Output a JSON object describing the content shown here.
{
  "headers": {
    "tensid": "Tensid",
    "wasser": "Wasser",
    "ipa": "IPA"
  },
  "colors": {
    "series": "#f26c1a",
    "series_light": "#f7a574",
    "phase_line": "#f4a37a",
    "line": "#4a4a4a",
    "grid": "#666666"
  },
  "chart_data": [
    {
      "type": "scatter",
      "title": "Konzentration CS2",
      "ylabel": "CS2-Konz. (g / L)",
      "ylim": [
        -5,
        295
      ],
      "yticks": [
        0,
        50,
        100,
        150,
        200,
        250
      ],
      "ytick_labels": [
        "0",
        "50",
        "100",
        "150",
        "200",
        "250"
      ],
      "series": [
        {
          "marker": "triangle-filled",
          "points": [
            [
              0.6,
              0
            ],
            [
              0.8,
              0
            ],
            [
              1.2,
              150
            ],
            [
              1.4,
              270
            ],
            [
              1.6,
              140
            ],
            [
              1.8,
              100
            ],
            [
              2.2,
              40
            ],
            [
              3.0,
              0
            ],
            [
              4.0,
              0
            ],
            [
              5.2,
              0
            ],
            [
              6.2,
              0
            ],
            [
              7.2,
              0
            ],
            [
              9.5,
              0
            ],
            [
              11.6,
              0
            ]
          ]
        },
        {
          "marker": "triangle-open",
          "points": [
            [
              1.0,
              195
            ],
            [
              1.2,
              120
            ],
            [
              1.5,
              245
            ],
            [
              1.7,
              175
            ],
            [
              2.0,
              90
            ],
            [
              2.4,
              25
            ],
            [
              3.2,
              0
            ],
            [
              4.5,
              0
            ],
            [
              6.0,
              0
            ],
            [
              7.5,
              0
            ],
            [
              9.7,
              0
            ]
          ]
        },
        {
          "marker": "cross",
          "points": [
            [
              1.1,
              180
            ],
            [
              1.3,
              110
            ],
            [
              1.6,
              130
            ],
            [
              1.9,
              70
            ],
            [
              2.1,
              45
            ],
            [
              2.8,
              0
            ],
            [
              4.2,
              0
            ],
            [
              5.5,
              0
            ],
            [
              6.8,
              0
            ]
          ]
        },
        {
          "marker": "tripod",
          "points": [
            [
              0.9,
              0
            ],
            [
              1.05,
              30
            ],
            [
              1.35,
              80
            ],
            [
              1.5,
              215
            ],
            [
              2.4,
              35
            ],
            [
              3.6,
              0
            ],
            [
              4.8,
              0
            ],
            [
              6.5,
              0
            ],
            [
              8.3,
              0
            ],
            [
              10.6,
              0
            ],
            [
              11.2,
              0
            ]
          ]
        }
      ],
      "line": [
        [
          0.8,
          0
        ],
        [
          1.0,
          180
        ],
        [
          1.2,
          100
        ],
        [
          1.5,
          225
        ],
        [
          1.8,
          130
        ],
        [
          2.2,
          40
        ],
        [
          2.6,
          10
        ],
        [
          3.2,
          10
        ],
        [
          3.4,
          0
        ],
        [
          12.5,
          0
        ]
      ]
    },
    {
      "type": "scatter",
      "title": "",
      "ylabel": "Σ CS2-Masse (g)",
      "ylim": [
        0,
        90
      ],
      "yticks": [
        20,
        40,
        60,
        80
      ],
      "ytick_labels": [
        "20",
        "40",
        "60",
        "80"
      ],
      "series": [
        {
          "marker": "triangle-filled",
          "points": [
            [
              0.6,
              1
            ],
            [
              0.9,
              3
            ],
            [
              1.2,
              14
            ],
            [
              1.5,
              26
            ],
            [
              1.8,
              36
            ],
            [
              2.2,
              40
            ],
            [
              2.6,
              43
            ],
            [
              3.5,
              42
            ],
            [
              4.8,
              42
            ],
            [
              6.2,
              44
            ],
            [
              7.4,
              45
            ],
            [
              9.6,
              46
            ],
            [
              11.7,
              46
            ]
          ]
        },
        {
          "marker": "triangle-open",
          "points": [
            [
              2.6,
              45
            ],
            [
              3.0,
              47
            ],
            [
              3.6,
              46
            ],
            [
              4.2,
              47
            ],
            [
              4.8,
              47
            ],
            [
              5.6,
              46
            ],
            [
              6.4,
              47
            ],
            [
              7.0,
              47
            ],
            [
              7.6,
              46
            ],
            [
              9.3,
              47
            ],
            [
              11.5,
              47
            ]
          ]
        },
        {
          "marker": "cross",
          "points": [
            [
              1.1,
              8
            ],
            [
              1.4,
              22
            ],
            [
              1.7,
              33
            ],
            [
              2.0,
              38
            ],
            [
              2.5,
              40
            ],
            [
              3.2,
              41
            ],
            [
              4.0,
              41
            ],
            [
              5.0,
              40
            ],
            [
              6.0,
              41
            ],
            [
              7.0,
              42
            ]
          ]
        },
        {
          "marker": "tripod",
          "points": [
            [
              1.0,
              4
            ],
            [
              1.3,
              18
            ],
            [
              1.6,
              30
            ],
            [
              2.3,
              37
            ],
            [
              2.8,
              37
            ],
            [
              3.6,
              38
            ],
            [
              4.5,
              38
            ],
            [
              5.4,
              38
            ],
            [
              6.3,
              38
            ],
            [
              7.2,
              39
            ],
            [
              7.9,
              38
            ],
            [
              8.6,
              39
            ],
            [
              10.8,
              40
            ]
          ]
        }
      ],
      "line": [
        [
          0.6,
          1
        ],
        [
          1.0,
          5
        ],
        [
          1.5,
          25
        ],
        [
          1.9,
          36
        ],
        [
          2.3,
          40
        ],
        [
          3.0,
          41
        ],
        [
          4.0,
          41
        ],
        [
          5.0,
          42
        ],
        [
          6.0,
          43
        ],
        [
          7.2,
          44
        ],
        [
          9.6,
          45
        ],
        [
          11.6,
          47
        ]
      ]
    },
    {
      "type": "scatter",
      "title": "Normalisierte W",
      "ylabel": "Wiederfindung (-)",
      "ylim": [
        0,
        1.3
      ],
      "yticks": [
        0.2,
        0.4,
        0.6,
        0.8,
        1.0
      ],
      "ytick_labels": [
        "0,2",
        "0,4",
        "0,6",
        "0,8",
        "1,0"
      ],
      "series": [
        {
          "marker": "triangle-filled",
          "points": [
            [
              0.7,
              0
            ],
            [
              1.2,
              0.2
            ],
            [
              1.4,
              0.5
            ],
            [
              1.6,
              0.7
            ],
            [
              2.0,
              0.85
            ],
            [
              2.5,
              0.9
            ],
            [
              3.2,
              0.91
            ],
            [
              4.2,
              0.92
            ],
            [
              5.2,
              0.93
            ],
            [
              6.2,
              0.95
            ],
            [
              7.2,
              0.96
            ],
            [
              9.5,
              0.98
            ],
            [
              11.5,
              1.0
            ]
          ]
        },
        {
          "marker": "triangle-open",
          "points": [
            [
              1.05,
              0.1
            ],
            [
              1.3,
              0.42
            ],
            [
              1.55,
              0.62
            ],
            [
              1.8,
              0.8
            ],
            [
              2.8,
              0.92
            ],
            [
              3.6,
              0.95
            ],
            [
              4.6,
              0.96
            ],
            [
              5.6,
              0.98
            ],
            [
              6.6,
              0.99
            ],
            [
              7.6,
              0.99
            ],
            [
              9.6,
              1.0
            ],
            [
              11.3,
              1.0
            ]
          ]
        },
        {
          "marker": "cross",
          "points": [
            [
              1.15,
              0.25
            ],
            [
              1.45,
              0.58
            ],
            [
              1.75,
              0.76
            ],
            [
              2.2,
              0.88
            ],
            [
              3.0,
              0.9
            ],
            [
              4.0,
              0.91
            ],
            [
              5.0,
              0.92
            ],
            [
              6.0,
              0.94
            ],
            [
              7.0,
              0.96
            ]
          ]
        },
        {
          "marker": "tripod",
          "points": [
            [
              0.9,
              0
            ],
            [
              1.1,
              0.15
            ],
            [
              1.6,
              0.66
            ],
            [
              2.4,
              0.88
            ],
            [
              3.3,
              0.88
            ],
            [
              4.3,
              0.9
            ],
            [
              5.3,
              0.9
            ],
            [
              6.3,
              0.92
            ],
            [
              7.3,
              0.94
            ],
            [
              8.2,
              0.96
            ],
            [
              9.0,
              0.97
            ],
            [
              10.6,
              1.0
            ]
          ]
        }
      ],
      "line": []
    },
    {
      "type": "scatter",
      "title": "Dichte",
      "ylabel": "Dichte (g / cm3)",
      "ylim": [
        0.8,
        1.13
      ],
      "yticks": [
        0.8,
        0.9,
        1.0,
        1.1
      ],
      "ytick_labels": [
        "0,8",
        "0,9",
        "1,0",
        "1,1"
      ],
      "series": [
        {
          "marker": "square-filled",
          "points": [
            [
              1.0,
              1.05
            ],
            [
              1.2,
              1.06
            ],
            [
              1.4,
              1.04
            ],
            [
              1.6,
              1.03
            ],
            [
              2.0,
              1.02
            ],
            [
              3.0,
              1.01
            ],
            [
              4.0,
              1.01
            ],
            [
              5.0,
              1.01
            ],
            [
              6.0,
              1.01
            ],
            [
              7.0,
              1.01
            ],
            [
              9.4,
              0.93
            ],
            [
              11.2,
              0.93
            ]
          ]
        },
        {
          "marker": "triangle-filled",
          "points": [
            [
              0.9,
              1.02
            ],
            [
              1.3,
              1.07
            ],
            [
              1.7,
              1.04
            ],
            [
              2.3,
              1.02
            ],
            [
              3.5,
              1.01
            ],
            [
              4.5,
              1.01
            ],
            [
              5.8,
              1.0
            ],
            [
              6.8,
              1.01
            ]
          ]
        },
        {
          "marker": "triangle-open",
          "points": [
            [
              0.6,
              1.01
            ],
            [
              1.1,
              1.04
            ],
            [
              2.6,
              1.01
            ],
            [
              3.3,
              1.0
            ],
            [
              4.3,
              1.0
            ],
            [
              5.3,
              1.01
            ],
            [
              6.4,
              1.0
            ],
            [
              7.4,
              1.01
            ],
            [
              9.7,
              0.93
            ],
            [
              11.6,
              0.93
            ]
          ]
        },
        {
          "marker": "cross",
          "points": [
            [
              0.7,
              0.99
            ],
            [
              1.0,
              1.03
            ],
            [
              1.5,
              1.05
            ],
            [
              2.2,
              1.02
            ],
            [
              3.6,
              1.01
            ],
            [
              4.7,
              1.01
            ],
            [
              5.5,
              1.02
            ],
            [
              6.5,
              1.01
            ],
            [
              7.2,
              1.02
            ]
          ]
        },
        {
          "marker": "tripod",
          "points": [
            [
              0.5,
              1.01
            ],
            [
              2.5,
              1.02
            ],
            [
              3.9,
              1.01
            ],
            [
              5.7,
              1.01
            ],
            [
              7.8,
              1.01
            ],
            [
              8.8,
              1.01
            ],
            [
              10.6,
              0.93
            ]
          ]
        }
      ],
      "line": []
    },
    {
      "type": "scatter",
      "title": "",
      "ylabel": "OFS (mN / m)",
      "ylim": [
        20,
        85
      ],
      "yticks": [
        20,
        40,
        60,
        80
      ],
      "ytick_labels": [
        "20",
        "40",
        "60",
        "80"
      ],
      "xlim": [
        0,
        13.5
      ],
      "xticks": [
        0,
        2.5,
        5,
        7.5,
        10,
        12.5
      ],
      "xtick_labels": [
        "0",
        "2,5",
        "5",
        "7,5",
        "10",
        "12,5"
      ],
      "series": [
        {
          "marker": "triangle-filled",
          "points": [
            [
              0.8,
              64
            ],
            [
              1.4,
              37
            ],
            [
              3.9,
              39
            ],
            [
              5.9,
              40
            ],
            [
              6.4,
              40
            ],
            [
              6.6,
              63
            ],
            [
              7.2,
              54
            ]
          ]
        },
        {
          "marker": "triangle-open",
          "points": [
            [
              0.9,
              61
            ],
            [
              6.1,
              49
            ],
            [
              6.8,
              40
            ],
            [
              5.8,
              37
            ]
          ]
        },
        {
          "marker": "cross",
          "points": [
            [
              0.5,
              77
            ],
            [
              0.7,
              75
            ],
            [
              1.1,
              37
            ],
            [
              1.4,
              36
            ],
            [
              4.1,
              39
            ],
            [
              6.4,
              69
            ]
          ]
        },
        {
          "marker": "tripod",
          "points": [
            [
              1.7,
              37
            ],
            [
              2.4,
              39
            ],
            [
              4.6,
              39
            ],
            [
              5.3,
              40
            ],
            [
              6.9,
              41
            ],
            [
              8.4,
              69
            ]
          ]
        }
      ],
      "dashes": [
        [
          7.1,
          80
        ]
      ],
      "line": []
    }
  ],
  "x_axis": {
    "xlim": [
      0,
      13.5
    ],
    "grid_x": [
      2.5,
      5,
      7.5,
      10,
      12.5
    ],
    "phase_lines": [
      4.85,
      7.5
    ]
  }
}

### WORK TO COMPLETE
Return every line in the listing that contains the word "ylabel".

### OUTPUT FOR THIS EXERCISE
      "ylabel": "CS2-Konz. (g / L)",
      "ylabel": "Σ CS2-Masse (g)",
      "ylabel": "Wiederfindung (-)",
      "ylabel": "Dichte (g / cm3)",
      "ylabel": "OFS (mN / m)",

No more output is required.